Objective
Transcribe the entries that follow exactly as they appear, minus pictures.

Dataset rows
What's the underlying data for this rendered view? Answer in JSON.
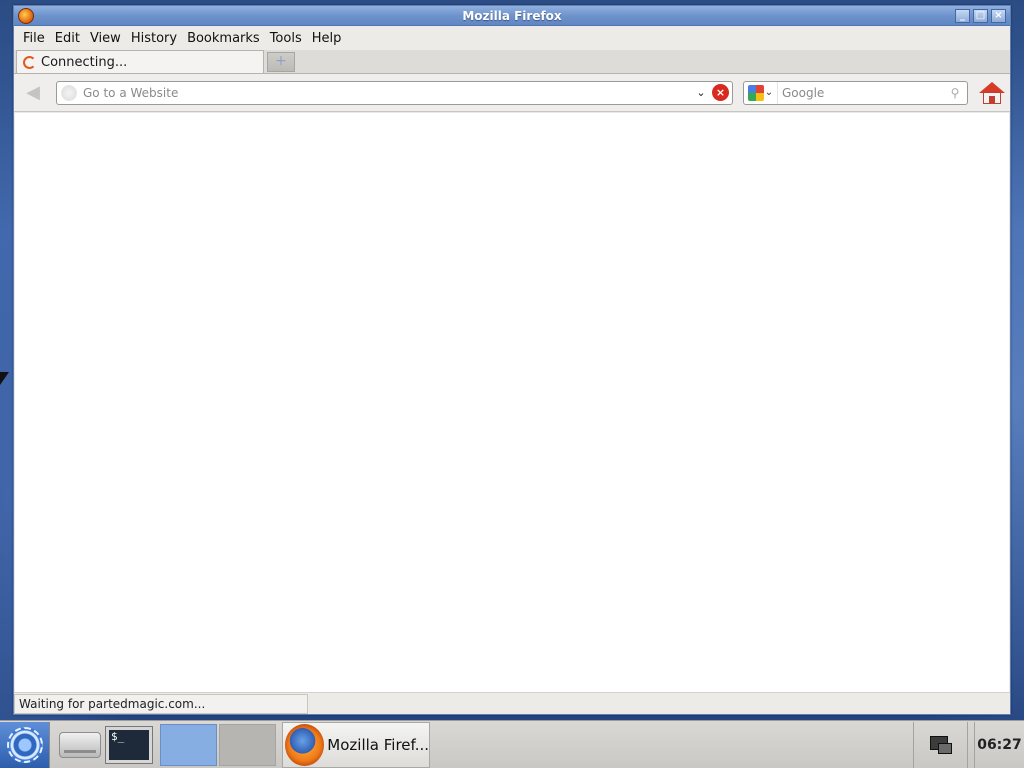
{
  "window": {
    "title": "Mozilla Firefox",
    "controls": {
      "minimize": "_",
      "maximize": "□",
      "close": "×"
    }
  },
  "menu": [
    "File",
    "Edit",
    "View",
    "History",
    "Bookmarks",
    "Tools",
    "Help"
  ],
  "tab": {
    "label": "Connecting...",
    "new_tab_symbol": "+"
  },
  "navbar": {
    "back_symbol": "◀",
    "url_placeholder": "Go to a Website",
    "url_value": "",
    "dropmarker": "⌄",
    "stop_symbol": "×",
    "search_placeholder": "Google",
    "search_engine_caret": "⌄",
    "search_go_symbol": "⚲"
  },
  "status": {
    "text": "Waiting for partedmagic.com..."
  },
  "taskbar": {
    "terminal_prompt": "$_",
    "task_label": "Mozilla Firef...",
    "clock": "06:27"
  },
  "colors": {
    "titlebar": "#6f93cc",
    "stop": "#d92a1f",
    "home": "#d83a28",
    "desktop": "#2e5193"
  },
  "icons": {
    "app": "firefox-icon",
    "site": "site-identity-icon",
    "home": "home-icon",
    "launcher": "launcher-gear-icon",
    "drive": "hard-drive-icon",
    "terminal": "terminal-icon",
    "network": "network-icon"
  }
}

Solved problem
What's the underlying data for this rendered view? Answer in JSON.
{
  "window": {
    "title": "Mozilla Firefox",
    "controls": {
      "minimize": "_",
      "maximize": "□",
      "close": "×"
    }
  },
  "menu": [
    "File",
    "Edit",
    "View",
    "History",
    "Bookmarks",
    "Tools",
    "Help"
  ],
  "tab": {
    "label": "Connecting...",
    "new_tab_symbol": "+"
  },
  "navbar": {
    "back_symbol": "◀",
    "url_placeholder": "Go to a Website",
    "url_value": "",
    "dropmarker": "⌄",
    "stop_symbol": "×",
    "search_placeholder": "Google",
    "search_engine_caret": "⌄",
    "search_go_symbol": "⚲"
  },
  "status": {
    "text": "Waiting for partedmagic.com..."
  },
  "taskbar": {
    "terminal_prompt": "$_",
    "task_label": "Mozilla Firef...",
    "clock": "06:27"
  },
  "colors": {
    "titlebar": "#6f93cc",
    "stop": "#d92a1f",
    "home": "#d83a28",
    "desktop": "#2e5193"
  },
  "icons": {
    "app": "firefox-icon",
    "site": "site-identity-icon",
    "home": "home-icon",
    "launcher": "launcher-gear-icon",
    "drive": "hard-drive-icon",
    "terminal": "terminal-icon",
    "network": "network-icon"
  }
}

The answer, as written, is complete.